== Records ==

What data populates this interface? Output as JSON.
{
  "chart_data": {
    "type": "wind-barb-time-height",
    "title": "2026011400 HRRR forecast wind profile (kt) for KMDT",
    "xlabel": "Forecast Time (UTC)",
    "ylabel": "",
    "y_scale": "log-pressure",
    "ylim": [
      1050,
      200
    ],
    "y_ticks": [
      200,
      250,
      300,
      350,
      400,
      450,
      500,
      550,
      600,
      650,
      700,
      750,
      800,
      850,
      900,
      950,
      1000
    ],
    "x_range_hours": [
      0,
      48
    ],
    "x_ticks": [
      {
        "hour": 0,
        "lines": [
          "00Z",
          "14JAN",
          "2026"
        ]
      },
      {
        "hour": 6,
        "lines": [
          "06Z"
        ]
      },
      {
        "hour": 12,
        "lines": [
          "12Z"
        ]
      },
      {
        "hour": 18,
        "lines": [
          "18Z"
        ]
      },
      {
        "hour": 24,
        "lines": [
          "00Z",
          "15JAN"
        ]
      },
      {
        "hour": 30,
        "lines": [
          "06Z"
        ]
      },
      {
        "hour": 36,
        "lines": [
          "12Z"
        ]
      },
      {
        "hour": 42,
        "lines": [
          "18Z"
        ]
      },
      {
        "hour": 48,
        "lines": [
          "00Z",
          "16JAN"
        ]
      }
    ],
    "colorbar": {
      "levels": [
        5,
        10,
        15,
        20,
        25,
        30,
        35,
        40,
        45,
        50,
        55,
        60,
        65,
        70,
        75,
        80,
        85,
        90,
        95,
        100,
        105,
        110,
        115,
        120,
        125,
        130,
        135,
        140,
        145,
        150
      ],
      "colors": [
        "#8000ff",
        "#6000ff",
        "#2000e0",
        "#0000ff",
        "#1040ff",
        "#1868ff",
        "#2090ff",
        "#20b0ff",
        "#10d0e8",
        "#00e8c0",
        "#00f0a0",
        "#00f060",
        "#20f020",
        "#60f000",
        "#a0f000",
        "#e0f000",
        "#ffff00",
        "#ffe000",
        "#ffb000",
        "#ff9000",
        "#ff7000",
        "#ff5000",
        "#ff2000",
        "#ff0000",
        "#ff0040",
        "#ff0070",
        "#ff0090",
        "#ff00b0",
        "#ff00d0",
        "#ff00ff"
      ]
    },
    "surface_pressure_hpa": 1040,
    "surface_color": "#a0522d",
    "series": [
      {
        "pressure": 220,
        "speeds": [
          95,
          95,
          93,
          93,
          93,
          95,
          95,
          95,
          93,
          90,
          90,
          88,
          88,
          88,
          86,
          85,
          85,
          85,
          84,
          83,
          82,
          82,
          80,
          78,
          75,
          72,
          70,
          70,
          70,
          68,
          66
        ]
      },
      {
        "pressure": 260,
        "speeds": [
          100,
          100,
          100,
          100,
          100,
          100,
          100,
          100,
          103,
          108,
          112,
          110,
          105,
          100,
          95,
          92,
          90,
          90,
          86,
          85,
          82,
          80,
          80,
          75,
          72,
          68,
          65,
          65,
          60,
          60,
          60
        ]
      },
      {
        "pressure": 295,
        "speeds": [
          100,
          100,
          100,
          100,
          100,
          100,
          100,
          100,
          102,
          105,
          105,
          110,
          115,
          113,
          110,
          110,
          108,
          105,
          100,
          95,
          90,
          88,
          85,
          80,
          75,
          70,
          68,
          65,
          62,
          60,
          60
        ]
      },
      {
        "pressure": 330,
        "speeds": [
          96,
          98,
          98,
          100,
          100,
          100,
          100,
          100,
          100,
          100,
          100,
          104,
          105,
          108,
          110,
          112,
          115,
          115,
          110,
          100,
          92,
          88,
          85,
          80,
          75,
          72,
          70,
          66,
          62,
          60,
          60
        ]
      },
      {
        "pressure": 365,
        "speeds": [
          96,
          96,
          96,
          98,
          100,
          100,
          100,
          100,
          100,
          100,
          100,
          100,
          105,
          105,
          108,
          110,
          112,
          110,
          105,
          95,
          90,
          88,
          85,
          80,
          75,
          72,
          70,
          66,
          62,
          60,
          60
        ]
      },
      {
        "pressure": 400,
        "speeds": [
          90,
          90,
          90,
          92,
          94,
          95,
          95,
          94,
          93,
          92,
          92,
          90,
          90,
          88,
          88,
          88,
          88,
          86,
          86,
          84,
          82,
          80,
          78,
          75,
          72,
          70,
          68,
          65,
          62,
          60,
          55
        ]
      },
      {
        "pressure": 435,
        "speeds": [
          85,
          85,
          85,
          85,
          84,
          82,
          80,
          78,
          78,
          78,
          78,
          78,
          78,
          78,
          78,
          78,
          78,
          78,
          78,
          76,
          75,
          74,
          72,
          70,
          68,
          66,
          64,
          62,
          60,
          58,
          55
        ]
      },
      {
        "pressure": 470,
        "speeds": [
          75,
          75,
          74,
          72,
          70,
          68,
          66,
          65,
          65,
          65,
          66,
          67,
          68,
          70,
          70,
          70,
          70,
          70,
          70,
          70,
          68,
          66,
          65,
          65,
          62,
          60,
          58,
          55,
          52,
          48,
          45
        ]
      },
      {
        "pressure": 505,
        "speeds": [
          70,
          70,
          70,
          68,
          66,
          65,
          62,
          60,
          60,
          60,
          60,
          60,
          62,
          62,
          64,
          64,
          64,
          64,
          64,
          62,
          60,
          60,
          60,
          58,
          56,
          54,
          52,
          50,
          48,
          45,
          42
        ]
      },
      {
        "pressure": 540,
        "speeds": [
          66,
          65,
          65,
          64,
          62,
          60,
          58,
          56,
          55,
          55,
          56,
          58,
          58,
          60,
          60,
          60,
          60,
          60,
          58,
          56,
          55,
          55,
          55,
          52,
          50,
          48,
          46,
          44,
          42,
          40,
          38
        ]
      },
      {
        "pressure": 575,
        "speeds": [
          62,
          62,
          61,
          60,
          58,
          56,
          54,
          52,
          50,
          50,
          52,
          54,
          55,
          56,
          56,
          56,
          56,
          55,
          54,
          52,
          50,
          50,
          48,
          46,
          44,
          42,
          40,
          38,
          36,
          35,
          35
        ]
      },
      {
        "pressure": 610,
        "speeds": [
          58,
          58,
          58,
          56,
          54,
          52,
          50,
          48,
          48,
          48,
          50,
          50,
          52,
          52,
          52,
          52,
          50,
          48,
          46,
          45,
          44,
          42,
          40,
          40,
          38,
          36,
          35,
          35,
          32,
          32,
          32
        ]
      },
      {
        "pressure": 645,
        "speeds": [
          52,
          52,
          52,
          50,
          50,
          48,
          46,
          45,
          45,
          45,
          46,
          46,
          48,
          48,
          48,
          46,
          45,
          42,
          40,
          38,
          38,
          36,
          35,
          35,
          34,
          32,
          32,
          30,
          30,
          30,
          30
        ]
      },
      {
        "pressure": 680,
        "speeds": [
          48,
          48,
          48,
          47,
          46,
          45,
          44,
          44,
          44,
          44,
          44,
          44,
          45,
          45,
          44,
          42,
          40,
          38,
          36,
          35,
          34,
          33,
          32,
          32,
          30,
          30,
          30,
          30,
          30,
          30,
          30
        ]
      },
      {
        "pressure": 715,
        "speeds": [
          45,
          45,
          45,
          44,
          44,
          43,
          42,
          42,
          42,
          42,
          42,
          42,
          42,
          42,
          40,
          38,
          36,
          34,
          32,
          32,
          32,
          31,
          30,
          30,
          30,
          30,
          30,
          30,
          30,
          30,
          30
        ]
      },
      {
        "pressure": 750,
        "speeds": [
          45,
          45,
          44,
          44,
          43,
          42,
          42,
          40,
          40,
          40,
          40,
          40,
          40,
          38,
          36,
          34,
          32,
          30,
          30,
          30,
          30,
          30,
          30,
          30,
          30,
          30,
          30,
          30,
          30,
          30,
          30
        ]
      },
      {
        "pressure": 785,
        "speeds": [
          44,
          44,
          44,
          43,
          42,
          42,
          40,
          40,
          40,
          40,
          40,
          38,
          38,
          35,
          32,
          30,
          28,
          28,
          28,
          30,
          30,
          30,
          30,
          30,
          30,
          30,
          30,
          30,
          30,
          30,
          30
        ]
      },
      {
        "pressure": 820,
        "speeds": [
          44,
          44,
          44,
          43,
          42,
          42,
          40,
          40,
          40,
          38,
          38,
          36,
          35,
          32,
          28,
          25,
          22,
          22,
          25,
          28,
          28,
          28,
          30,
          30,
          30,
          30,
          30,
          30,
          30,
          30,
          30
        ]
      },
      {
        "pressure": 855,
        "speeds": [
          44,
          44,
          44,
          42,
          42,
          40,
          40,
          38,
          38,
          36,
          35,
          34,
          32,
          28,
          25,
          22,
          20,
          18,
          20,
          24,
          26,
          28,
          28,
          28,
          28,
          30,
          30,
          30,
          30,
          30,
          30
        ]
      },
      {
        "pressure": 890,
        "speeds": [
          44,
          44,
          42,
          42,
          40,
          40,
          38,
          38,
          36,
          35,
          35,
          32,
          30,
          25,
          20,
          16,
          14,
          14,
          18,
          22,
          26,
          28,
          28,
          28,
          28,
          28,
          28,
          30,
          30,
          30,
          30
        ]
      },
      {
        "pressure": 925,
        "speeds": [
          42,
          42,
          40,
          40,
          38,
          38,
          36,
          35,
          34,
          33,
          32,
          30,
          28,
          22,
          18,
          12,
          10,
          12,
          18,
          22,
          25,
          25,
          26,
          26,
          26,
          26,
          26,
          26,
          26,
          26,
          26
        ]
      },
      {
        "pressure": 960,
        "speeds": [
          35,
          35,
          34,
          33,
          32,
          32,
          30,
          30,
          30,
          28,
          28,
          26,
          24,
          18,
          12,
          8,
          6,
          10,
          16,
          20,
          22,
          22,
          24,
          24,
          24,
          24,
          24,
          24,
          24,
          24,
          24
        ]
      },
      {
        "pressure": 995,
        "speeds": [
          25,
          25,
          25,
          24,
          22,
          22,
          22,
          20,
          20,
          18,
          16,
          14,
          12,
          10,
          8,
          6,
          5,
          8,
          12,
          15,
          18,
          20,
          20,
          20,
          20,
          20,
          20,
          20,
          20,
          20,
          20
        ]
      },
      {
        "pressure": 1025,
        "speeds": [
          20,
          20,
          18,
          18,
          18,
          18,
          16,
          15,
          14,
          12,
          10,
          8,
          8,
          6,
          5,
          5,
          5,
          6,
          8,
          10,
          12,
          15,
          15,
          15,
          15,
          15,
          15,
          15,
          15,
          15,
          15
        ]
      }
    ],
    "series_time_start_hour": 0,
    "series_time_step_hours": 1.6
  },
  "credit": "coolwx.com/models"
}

===

Problem requirements » Search the records above for the string "wind". Copy every line that contains it.

Answer below »
    "type": "wind-barb-time-height",
    "title": "2026011400 HRRR forecast wind profile (kt) for KMDT",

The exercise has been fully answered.